* START Dataset records *
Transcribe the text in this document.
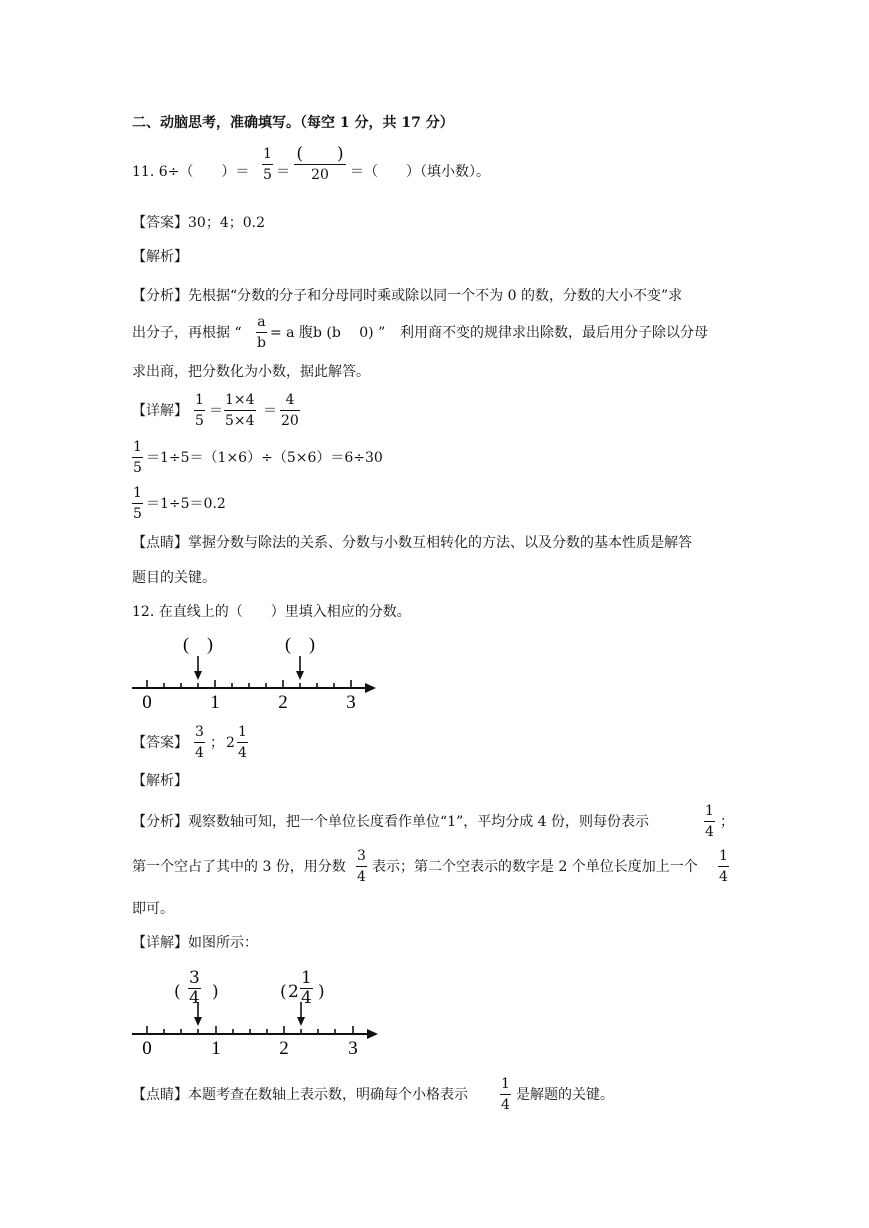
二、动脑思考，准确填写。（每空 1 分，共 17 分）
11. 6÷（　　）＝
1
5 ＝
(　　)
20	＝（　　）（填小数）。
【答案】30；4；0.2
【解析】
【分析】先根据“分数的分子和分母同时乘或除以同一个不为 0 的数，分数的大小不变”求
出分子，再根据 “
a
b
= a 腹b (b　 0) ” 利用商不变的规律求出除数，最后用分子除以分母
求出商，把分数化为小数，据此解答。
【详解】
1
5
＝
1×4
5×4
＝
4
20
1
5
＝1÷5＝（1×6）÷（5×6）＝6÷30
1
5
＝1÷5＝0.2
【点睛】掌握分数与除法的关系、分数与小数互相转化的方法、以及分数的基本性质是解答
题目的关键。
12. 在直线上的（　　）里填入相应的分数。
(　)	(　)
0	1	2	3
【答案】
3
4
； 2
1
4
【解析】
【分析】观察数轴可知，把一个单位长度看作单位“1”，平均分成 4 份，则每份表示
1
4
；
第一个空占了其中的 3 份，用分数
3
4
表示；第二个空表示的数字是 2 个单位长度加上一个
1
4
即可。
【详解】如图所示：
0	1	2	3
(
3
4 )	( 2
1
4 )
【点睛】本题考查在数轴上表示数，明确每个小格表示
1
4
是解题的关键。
* END Dataset records *
Output the records above exactly as they are, leaving out the pictures.

Transcribe the text in this document.
二、动脑思考，准确填写。（每空 1 分，共 17 分）
11. 6÷（　　）＝
1
5 ＝
(　　)
20	＝（　　）（填小数）。
【答案】30；4；0.2
【解析】
【分析】先根据“分数的分子和分母同时乘或除以同一个不为 0 的数，分数的大小不变”求
出分子，再根据 “
a
b
= a 腹b (b　 0) ” 利用商不变的规律求出除数，最后用分子除以分母
求出商，把分数化为小数，据此解答。
【详解】
1
5
＝
1×4
5×4
＝
4
20
1
5
＝1÷5＝（1×6）÷（5×6）＝6÷30
1
5
＝1÷5＝0.2
【点睛】掌握分数与除法的关系、分数与小数互相转化的方法、以及分数的基本性质是解答
题目的关键。
12. 在直线上的（　　）里填入相应的分数。
(　)	(　)
0	1	2	3
【答案】
3
4
； 2
1
4
【解析】
【分析】观察数轴可知，把一个单位长度看作单位“1”，平均分成 4 份，则每份表示
1
4
；
第一个空占了其中的 3 份，用分数
3
4
表示；第二个空表示的数字是 2 个单位长度加上一个
1
4
即可。
【详解】如图所示：
0	1	2	3
(
3
4 )	( 2
1
4 )
【点睛】本题考查在数轴上表示数，明确每个小格表示
1
4
是解题的关键。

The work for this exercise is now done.